* _INPUT DATA_:
◇ ◇ ◇ ◇ ◇
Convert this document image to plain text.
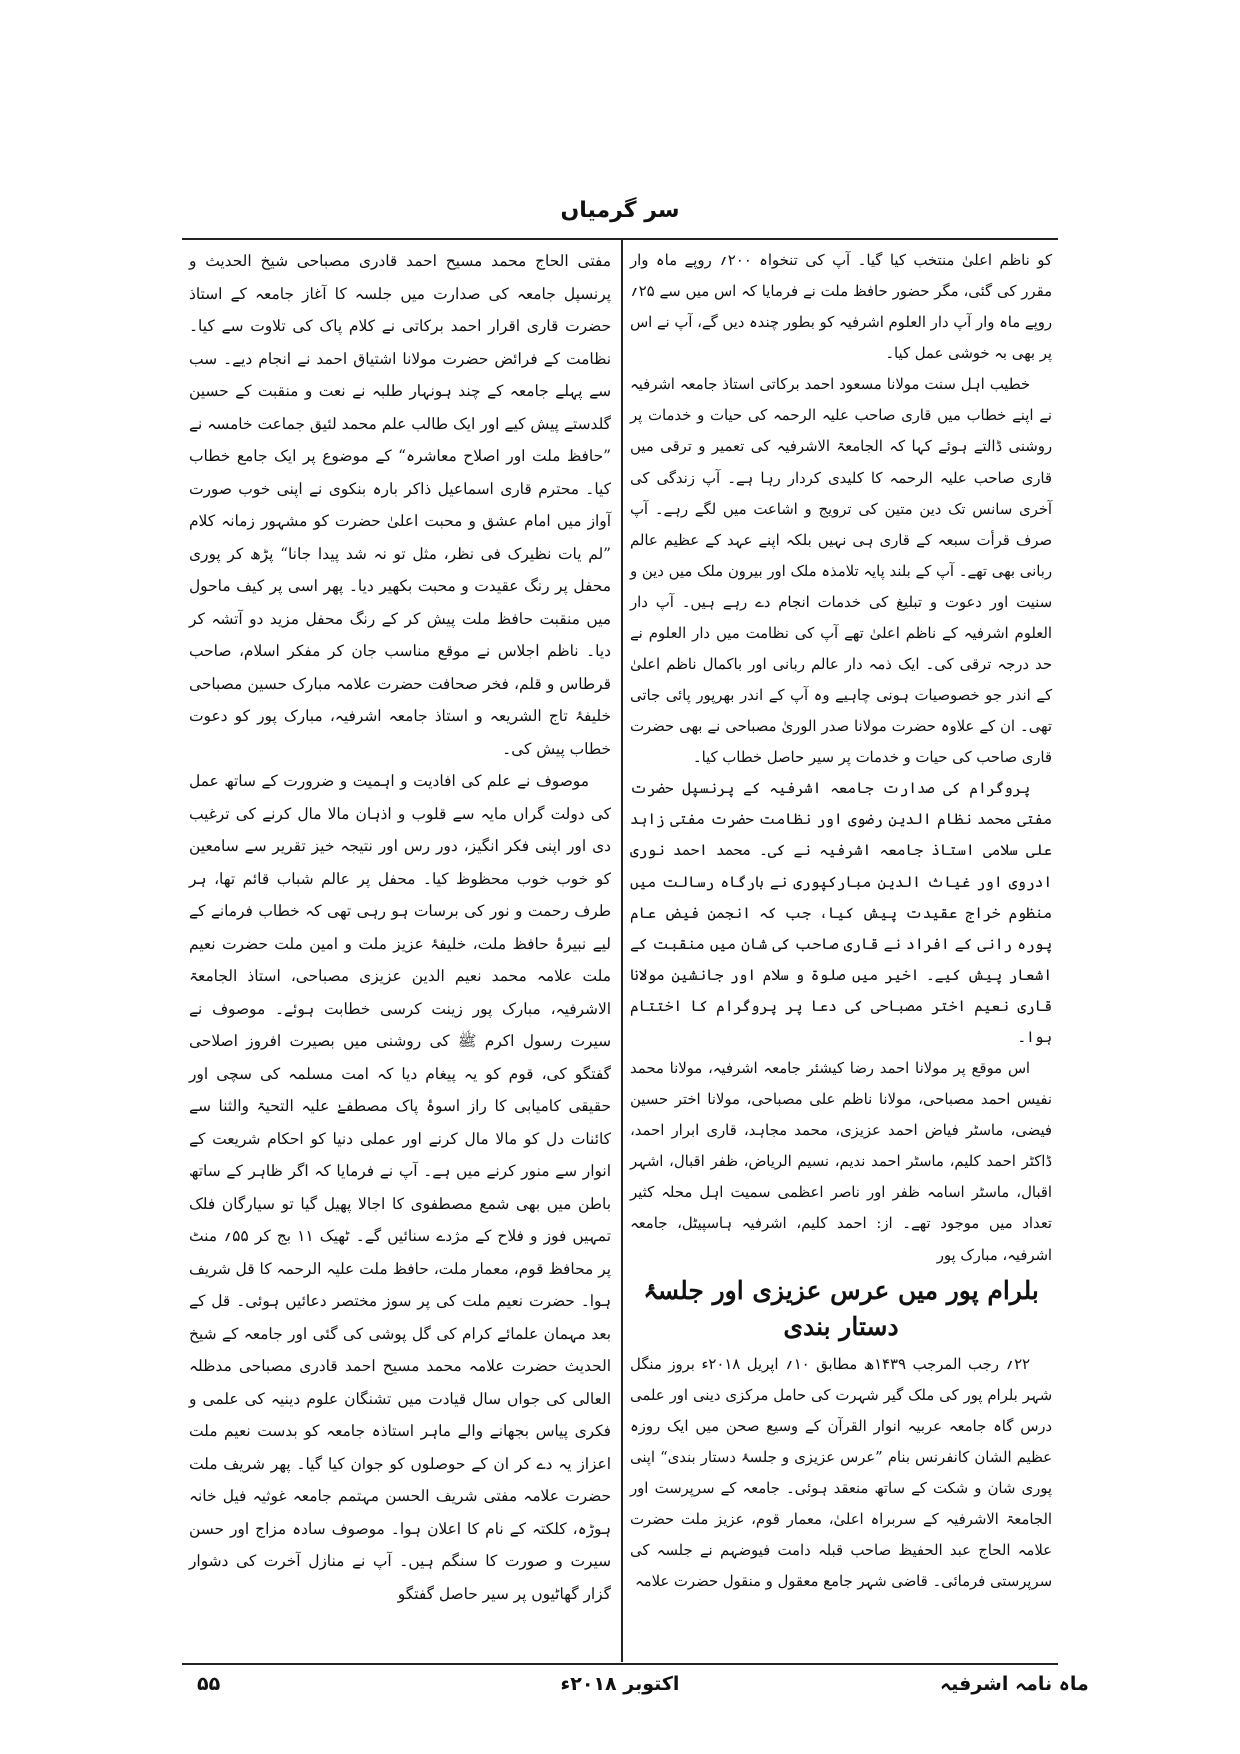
سر گرمیاں

کو ناظم اعلیٰ منتخب کیا گیا۔ آپ کی تنخواہ ۲۰۰؍ روپے ماہ وار مقرر کی گئی، مگر حضور حافظ ملت نے فرمایا کہ اس میں سے ۲۵؍ روپے ماہ وار آپ دار العلوم اشرفیہ کو بطور چندہ دیں گے، آپ نے اس پر بھی بہ خوشی عمل کیا۔

خطیب اہل سنت مولانا مسعود احمد برکاتی استاذ جامعہ اشرفیہ نے اپنے خطاب میں قاری صاحب علیہ الرحمہ کی حیات و خدمات پر روشنی ڈالتے ہوئے کہا کہ الجامعۃ الاشرفیہ کی تعمیر و ترقی میں قاری صاحب علیہ الرحمہ کا کلیدی کردار رہا ہے۔ آپ زندگی کی آخری سانس تک دین متین کی ترویج و اشاعت میں لگے رہے۔ آپ صرف قرأت سبعہ کے قاری ہی نہیں بلکہ اپنے عہد کے عظیم عالم ربانی بھی تھے۔ آپ کے بلند پایہ تلامذہ ملک اور بیرون ملک میں دین و سنیت اور دعوت و تبلیغ کی خدمات انجام دے رہے ہیں۔ آپ دار العلوم اشرفیہ کے ناظم اعلیٰ تھے آپ کی نظامت میں دار العلوم نے حد درجہ ترقی کی۔ ایک ذمہ دار عالم ربانی اور باکمال ناظم اعلیٰ کے اندر جو خصوصیات ہونی چاہیے وہ آپ کے اندر بھرپور پائی جاتی تھی۔ ان کے علاوہ حضرت مولانا صدر الوریٰ مصباحی نے بھی حضرت قاری صاحب کی حیات و خدمات پر سیر حاصل خطاب کیا۔

پروگرام کی صدارت جامعہ اشرفیہ کے پرنسپل حضرت مفتی محمد نظام الدین رضوی اور نظامت حضرت مفتی زاہد علی سلامی استاذ جامعہ اشرفیہ نے کی۔ محمد احمد نوری ادروی اور غیاث الدین مبارکپوری نے بارگاہ رسالت میں منظوم خراج عقیدت پیش کیا، جب کہ انجمن فیض عام پورہ رانی کے افراد نے قاری صاحب کی شان میں منقبت کے اشعار پیش کیے۔ اخیر میں صلوۃ و سلام اور جانشین مولانا قاری نعیم اختر مصباحی کی دعا پر پروگرام کا اختتام ہوا۔

اس موقع پر مولانا احمد رضا کیشئر جامعہ اشرفیہ، مولانا محمد نفیس احمد مصباحی، مولانا ناظم علی مصباحی، مولانا اختر حسین فیضی، ماسٹر فیاض احمد عزیزی، محمد مجاہد، قاری ابرار احمد، ڈاکٹر احمد کلیم، ماسٹر احمد ندیم، نسیم الریاض، ظفر اقبال، اشہر اقبال، ماسٹر اسامہ ظفر اور ناصر اعظمی سمیت اہل محلہ کثیر تعداد میں موجود تھے۔ از: احمد کلیم، اشرفیہ ہاسپیٹل، جامعہ اشرفیہ، مبارک پور

بلرام پور میں عرس عزیزی اور جلسۂ دستار بندی

۲۲؍ رجب المرجب ۱۴۳۹ھ مطابق ۱۰؍ اپریل ۲۰۱۸ء بروز منگل شہر بلرام پور کی ملک گیر شہرت کی حامل مرکزی دینی اور علمی درس گاہ جامعہ عربیہ انوار القرآن کے وسیع صحن میں ایک روزہ عظیم الشان کانفرنس بنام ”عرس عزیزی و جلسۂ دستار بندی“ اپنی پوری شان و شکت کے ساتھ منعقد ہوئی۔ جامعہ کے سرپرست اور الجامعۃ الاشرفیہ کے سربراہ اعلیٰ، معمار قوم، عزیز ملت حضرت علامہ الحاج عبد الحفیظ صاحب قبلہ دامت فیوضہم نے جلسہ کی سرپرستی فرمائی۔ قاضی شہر جامع معقول و منقول حضرت علامہ

مفتی الحاج محمد مسیح احمد قادری مصباحی شیخ الحدیث و پرنسپل جامعہ کی صدارت میں جلسہ کا آغاز جامعہ کے استاذ حضرت قاری اقرار احمد برکاتی نے کلام پاک کی تلاوت سے کیا۔ نظامت کے فرائض حضرت مولانا اشتیاق احمد نے انجام دیے۔ سب سے پہلے جامعہ کے چند ہونہار طلبہ نے نعت و منقبت کے حسین گلدستے پیش کیے اور ایک طالب علم محمد لئیق جماعت خامسہ نے ”حافظ ملت اور اصلاح معاشرہ“ کے موضوع پر ایک جامع خطاب کیا۔ محترم قاری اسماعیل ذاکر بارہ بنکوی نے اپنی خوب صورت آواز میں امام عشق و محبت اعلیٰ حضرت کو مشہور زمانہ کلام ”لم یات نظیرک فی نظر، مثل تو نہ شد پیدا جانا“ پڑھ کر پوری محفل پر رنگ عقیدت و محبت بکھیر دیا۔ پھر اسی پر کیف ماحول میں منقبت حافظ ملت پیش کر کے رنگ محفل مزید دو آتشہ کر دیا۔ ناظم اجلاس نے موقع مناسب جان کر مفکر اسلام، صاحب قرطاس و قلم، فخر صحافت حضرت علامہ مبارک حسین مصباحی خلیفۂ تاج الشریعہ و استاذ جامعہ اشرفیہ، مبارک پور کو دعوت خطاب پیش کی۔

موصوف نے علم کی افادیت و اہمیت و ضرورت کے ساتھ عمل کی دولت گراں مایہ سے قلوب و اذہان مالا مال کرنے کی ترغیب دی اور اپنی فکر انگیز، دور رس اور نتیجہ خیز تقریر سے سامعین کو خوب خوب محظوظ کیا۔ محفل پر عالم شباب قائم تھا، ہر طرف رحمت و نور کی برسات ہو رہی تھی کہ خطاب فرمانے کے لیے نبیرۂ حافظ ملت، خلیفۂ عزیز ملت و امین ملت حضرت نعیم ملت علامہ محمد نعیم الدین عزیزی مصباحی، استاذ الجامعۃ الاشرفیہ، مبارک پور زینت کرسی خطابت ہوئے۔ موصوف نے سیرت رسول اکرم ﷺ کی روشنی میں بصیرت افروز اصلاحی گفتگو کی، قوم کو یہ پیغام دیا کہ امت مسلمہ کی سچی اور حقیقی کامیابی کا راز اسوۂ پاک مصطفےٰ علیہ التحیۃ والثنا سے کائنات دل کو مالا مال کرنے اور عملی دنیا کو احکام شریعت کے انوار سے منور کرنے میں ہے۔ آپ نے فرمایا کہ اگر ظاہر کے ساتھ باطن میں بھی شمع مصطفوی کا اجالا پھیل گیا تو سیارگان فلک تمہیں فوز و فلاح کے مژدے سنائیں گے۔ ٹھیک ۱۱ بج کر ۵۵؍ منٹ پر محافظ قوم، معمار ملت، حافظ ملت علیہ الرحمہ کا قل شریف ہوا۔ حضرت نعیم ملت کی پر سوز مختصر دعائیں ہوئی۔ قل کے بعد مہمان علمائے کرام کی گل پوشی کی گئی اور جامعہ کے شیخ الحدیث حضرت علامہ محمد مسیح احمد قادری مصباحی مدظلہ العالی کی جواں سال قیادت میں تشنگان علوم دینیہ کی علمی و فکری پیاس بجھانے والے ماہر استاذہ جامعہ کو بدست نعیم ملت اعزاز یہ دے کر ان کے حوصلوں کو جوان کیا گیا۔ پھر شریف ملت حضرت علامہ مفتی شریف الحسن مہتمم جامعہ غوثیہ فیل خانہ ہوڑہ، کلکتہ کے نام کا اعلان ہوا۔ موصوف سادہ مزاج اور حسن سیرت و صورت کا سنگم ہیں۔ آپ نے منازل آخرت کی دشوار گزار گھاٹیوں پر سیر حاصل گفتگو

ماہ نامہ اشرفیہ
اکتوبر ۲۰۱۸ء
۵۵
◇ ◇ ◇ ◇ ◇
* _THE REQUEST_:
The data above needs to be retyped exactly, with the images left out.

* _SOLUTION BELOW_:
Convert this document image to plain text.
سر گرمیاں

کو ناظم اعلیٰ منتخب کیا گیا۔ آپ کی تنخواہ ۲۰۰؍ روپے ماہ وار مقرر کی گئی، مگر حضور حافظ ملت نے فرمایا کہ اس میں سے ۲۵؍ روپے ماہ وار آپ دار العلوم اشرفیہ کو بطور چندہ دیں گے، آپ نے اس پر بھی بہ خوشی عمل کیا۔

خطیب اہل سنت مولانا مسعود احمد برکاتی استاذ جامعہ اشرفیہ نے اپنے خطاب میں قاری صاحب علیہ الرحمہ کی حیات و خدمات پر روشنی ڈالتے ہوئے کہا کہ الجامعۃ الاشرفیہ کی تعمیر و ترقی میں قاری صاحب علیہ الرحمہ کا کلیدی کردار رہا ہے۔ آپ زندگی کی آخری سانس تک دین متین کی ترویج و اشاعت میں لگے رہے۔ آپ صرف قرأت سبعہ کے قاری ہی نہیں بلکہ اپنے عہد کے عظیم عالم ربانی بھی تھے۔ آپ کے بلند پایہ تلامذہ ملک اور بیرون ملک میں دین و سنیت اور دعوت و تبلیغ کی خدمات انجام دے رہے ہیں۔ آپ دار العلوم اشرفیہ کے ناظم اعلیٰ تھے آپ کی نظامت میں دار العلوم نے حد درجہ ترقی کی۔ ایک ذمہ دار عالم ربانی اور باکمال ناظم اعلیٰ کے اندر جو خصوصیات ہونی چاہیے وہ آپ کے اندر بھرپور پائی جاتی تھی۔ ان کے علاوہ حضرت مولانا صدر الوریٰ مصباحی نے بھی حضرت قاری صاحب کی حیات و خدمات پر سیر حاصل خطاب کیا۔

پروگرام کی صدارت جامعہ اشرفیہ کے پرنسپل حضرت مفتی محمد نظام الدین رضوی اور نظامت حضرت مفتی زاہد علی سلامی استاذ جامعہ اشرفیہ نے کی۔ محمد احمد نوری ادروی اور غیاث الدین مبارکپوری نے بارگاہ رسالت میں منظوم خراج عقیدت پیش کیا، جب کہ انجمن فیض عام پورہ رانی کے افراد نے قاری صاحب کی شان میں منقبت کے اشعار پیش کیے۔ اخیر میں صلوۃ و سلام اور جانشین مولانا قاری نعیم اختر مصباحی کی دعا پر پروگرام کا اختتام ہوا۔

اس موقع پر مولانا احمد رضا کیشئر جامعہ اشرفیہ، مولانا محمد نفیس احمد مصباحی، مولانا ناظم علی مصباحی، مولانا اختر حسین فیضی، ماسٹر فیاض احمد عزیزی، محمد مجاہد، قاری ابرار احمد، ڈاکٹر احمد کلیم، ماسٹر احمد ندیم، نسیم الریاض، ظفر اقبال، اشہر اقبال، ماسٹر اسامہ ظفر اور ناصر اعظمی سمیت اہل محلہ کثیر تعداد میں موجود تھے۔ از: احمد کلیم، اشرفیہ ہاسپیٹل، جامعہ اشرفیہ، مبارک پور

بلرام پور میں عرس عزیزی اور جلسۂ دستار بندی

۲۲؍ رجب المرجب ۱۴۳۹ھ مطابق ۱۰؍ اپریل ۲۰۱۸ء بروز منگل شہر بلرام پور کی ملک گیر شہرت کی حامل مرکزی دینی اور علمی درس گاہ جامعہ عربیہ انوار القرآن کے وسیع صحن میں ایک روزہ عظیم الشان کانفرنس بنام ”عرس عزیزی و جلسۂ دستار بندی“ اپنی پوری شان و شکت کے ساتھ منعقد ہوئی۔ جامعہ کے سرپرست اور الجامعۃ الاشرفیہ کے سربراہ اعلیٰ، معمار قوم، عزیز ملت حضرت علامہ الحاج عبد الحفیظ صاحب قبلہ دامت فیوضہم نے جلسہ کی سرپرستی فرمائی۔ قاضی شہر جامع معقول و منقول حضرت علامہ

مفتی الحاج محمد مسیح احمد قادری مصباحی شیخ الحدیث و پرنسپل جامعہ کی صدارت میں جلسہ کا آغاز جامعہ کے استاذ حضرت قاری اقرار احمد برکاتی نے کلام پاک کی تلاوت سے کیا۔ نظامت کے فرائض حضرت مولانا اشتیاق احمد نے انجام دیے۔ سب سے پہلے جامعہ کے چند ہونہار طلبہ نے نعت و منقبت کے حسین گلدستے پیش کیے اور ایک طالب علم محمد لئیق جماعت خامسہ نے ”حافظ ملت اور اصلاح معاشرہ“ کے موضوع پر ایک جامع خطاب کیا۔ محترم قاری اسماعیل ذاکر بارہ بنکوی نے اپنی خوب صورت آواز میں امام عشق و محبت اعلیٰ حضرت کو مشہور زمانہ کلام ”لم یات نظیرک فی نظر، مثل تو نہ شد پیدا جانا“ پڑھ کر پوری محفل پر رنگ عقیدت و محبت بکھیر دیا۔ پھر اسی پر کیف ماحول میں منقبت حافظ ملت پیش کر کے رنگ محفل مزید دو آتشہ کر دیا۔ ناظم اجلاس نے موقع مناسب جان کر مفکر اسلام، صاحب قرطاس و قلم، فخر صحافت حضرت علامہ مبارک حسین مصباحی خلیفۂ تاج الشریعہ و استاذ جامعہ اشرفیہ، مبارک پور کو دعوت خطاب پیش کی۔

موصوف نے علم کی افادیت و اہمیت و ضرورت کے ساتھ عمل کی دولت گراں مایہ سے قلوب و اذہان مالا مال کرنے کی ترغیب دی اور اپنی فکر انگیز، دور رس اور نتیجہ خیز تقریر سے سامعین کو خوب خوب محظوظ کیا۔ محفل پر عالم شباب قائم تھا، ہر طرف رحمت و نور کی برسات ہو رہی تھی کہ خطاب فرمانے کے لیے نبیرۂ حافظ ملت، خلیفۂ عزیز ملت و امین ملت حضرت نعیم ملت علامہ محمد نعیم الدین عزیزی مصباحی، استاذ الجامعۃ الاشرفیہ، مبارک پور زینت کرسی خطابت ہوئے۔ موصوف نے سیرت رسول اکرم ﷺ کی روشنی میں بصیرت افروز اصلاحی گفتگو کی، قوم کو یہ پیغام دیا کہ امت مسلمہ کی سچی اور حقیقی کامیابی کا راز اسوۂ پاک مصطفےٰ علیہ التحیۃ والثنا سے کائنات دل کو مالا مال کرنے اور عملی دنیا کو احکام شریعت کے انوار سے منور کرنے میں ہے۔ آپ نے فرمایا کہ اگر ظاہر کے ساتھ باطن میں بھی شمع مصطفوی کا اجالا پھیل گیا تو سیارگان فلک تمہیں فوز و فلاح کے مژدے سنائیں گے۔ ٹھیک ۱۱ بج کر ۵۵؍ منٹ پر محافظ قوم، معمار ملت، حافظ ملت علیہ الرحمہ کا قل شریف ہوا۔ حضرت نعیم ملت کی پر سوز مختصر دعائیں ہوئی۔ قل کے بعد مہمان علمائے کرام کی گل پوشی کی گئی اور جامعہ کے شیخ الحدیث حضرت علامہ محمد مسیح احمد قادری مصباحی مدظلہ العالی کی جواں سال قیادت میں تشنگان علوم دینیہ کی علمی و فکری پیاس بجھانے والے ماہر استاذہ جامعہ کو بدست نعیم ملت اعزاز یہ دے کر ان کے حوصلوں کو جوان کیا گیا۔ پھر شریف ملت حضرت علامہ مفتی شریف الحسن مہتمم جامعہ غوثیہ فیل خانہ ہوڑہ، کلکتہ کے نام کا اعلان ہوا۔ موصوف سادہ مزاج اور حسن سیرت و صورت کا سنگم ہیں۔ آپ نے منازل آخرت کی دشوار گزار گھاٹیوں پر سیر حاصل گفتگو

ماہ نامہ اشرفیہ
اکتوبر ۲۰۱۸ء
۵۵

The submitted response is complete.